Report the count of lines below in which the string "REGIÕES" occurs; include nothing else.

Start of RECORDS SHOWN

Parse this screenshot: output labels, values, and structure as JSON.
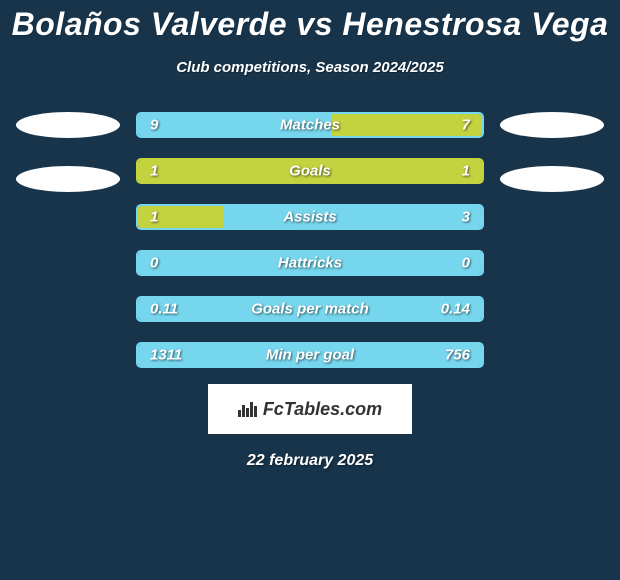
{
  "background_color": "#17344a",
  "title": "Bolaños Valverde vs Henestrosa Vega",
  "title_color": "#ffffff",
  "subtitle": "Club competitions, Season 2024/2025",
  "subtitle_color": "#ffffff",
  "left_player": {
    "ellipse_color": "#ffffff",
    "ellipses_count": 2
  },
  "right_player": {
    "ellipse_color": "#ffffff",
    "ellipses_count": 2
  },
  "stats": [
    {
      "label": "Matches",
      "left_value": "9",
      "right_value": "7",
      "left_fill_pct": 56,
      "right_fill_pct": 44,
      "left_color": "#76d6ed",
      "right_color": "#c3d23f",
      "border_color": "#76d6ed"
    },
    {
      "label": "Goals",
      "left_value": "1",
      "right_value": "1",
      "left_fill_pct": 50,
      "right_fill_pct": 50,
      "left_color": "#c3d23f",
      "right_color": "#c3d23f",
      "border_color": "#c3d23f"
    },
    {
      "label": "Assists",
      "left_value": "1",
      "right_value": "3",
      "left_fill_pct": 25,
      "right_fill_pct": 75,
      "left_color": "#c3d23f",
      "right_color": "#76d6ed",
      "border_color": "#76d6ed"
    },
    {
      "label": "Hattricks",
      "left_value": "0",
      "right_value": "0",
      "left_fill_pct": 50,
      "right_fill_pct": 50,
      "left_color": "#76d6ed",
      "right_color": "#76d6ed",
      "border_color": "#76d6ed"
    },
    {
      "label": "Goals per match",
      "left_value": "0.11",
      "right_value": "0.14",
      "left_fill_pct": 44,
      "right_fill_pct": 56,
      "left_color": "#76d6ed",
      "right_color": "#76d6ed",
      "border_color": "#76d6ed"
    },
    {
      "label": "Min per goal",
      "left_value": "1311",
      "right_value": "756",
      "left_fill_pct": 63,
      "right_fill_pct": 37,
      "left_color": "#76d6ed",
      "right_color": "#76d6ed",
      "border_color": "#76d6ed"
    }
  ],
  "footer_brand": "FcTables.com",
  "date": "22 february 2025",
  "date_color": "#ffffff"
}
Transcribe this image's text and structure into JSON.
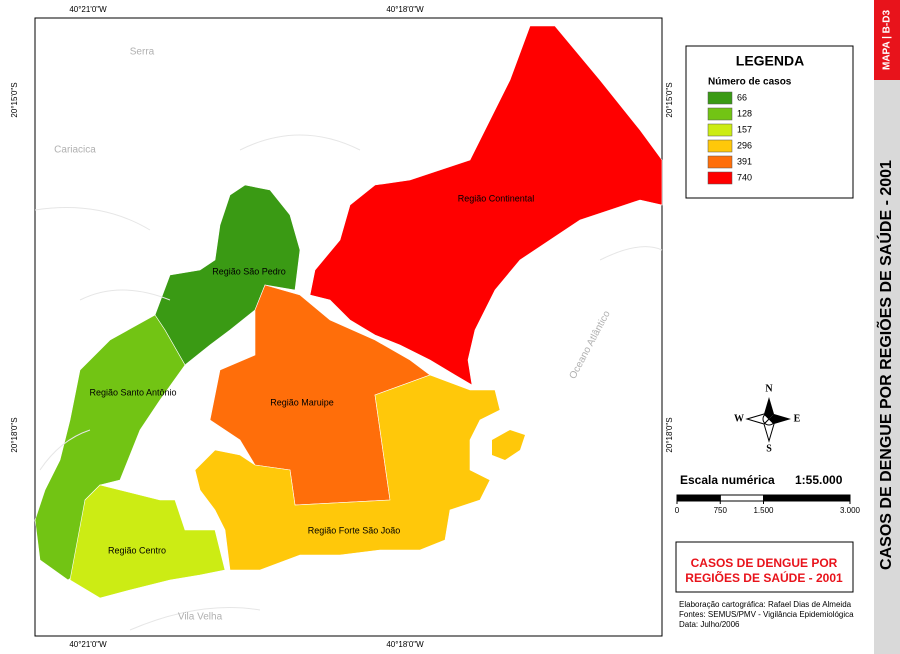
{
  "side_strip": {
    "code": "MAPA | B-D3",
    "title": "CASOS DE DENGUE POR REGIÕES DE SAÚDE - 2001"
  },
  "map": {
    "coord_labels": {
      "top": [
        "40°21'0\"W",
        "40°18'0\"W"
      ],
      "bottom": [
        "40°21'0\"W",
        "40°18'0\"W"
      ],
      "left": [
        "20°15'0\"S",
        "20°18'0\"S"
      ],
      "right": [
        "20°15'0\"S",
        "20°18'0\"S"
      ]
    },
    "place_labels": [
      "Serra",
      "Cariacica",
      "Vila Velha",
      "Oceano Atlântico"
    ],
    "regions": [
      {
        "name": "Região Continental",
        "color": "#ff0000"
      },
      {
        "name": "Região São Pedro",
        "color": "#3a9a14"
      },
      {
        "name": "Região Santo Antônio",
        "color": "#72c414"
      },
      {
        "name": "Região Centro",
        "color": "#ccec14"
      },
      {
        "name": "Região Maruipe",
        "color": "#ff6e0a"
      },
      {
        "name": "Região Forte São João",
        "color": "#ffc80a"
      }
    ]
  },
  "legend": {
    "title": "LEGENDA",
    "subtitle": "Número de casos",
    "items": [
      {
        "value": 66,
        "color": "#3a9a14"
      },
      {
        "value": 128,
        "color": "#72c414"
      },
      {
        "value": 157,
        "color": "#ccec14"
      },
      {
        "value": 296,
        "color": "#ffc80a"
      },
      {
        "value": 391,
        "color": "#ff6e0a"
      },
      {
        "value": 740,
        "color": "#ff0000"
      }
    ]
  },
  "compass": {
    "north": "N",
    "south": "S",
    "east": "E",
    "west": "W"
  },
  "scale": {
    "label": "Escala numérica",
    "ratio": "1:55.000",
    "ticks": [
      0,
      750,
      {
        "value": 1500,
        "label": "1.500"
      },
      {
        "value": 3000,
        "label": "3.000"
      }
    ]
  },
  "title_box": {
    "lines": [
      "CASOS DE DENGUE POR",
      "REGIÕES DE SAÚDE - 2001"
    ]
  },
  "credits": [
    "Elaboração cartográfica: Rafael Dias de Almeida",
    "Fontes: SEMUS/PMV - Vigilância Epidemiológica",
    "Data: Julho/2006"
  ]
}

End of RECORDS SHOWN

» **EXPECTED ANSWER**
2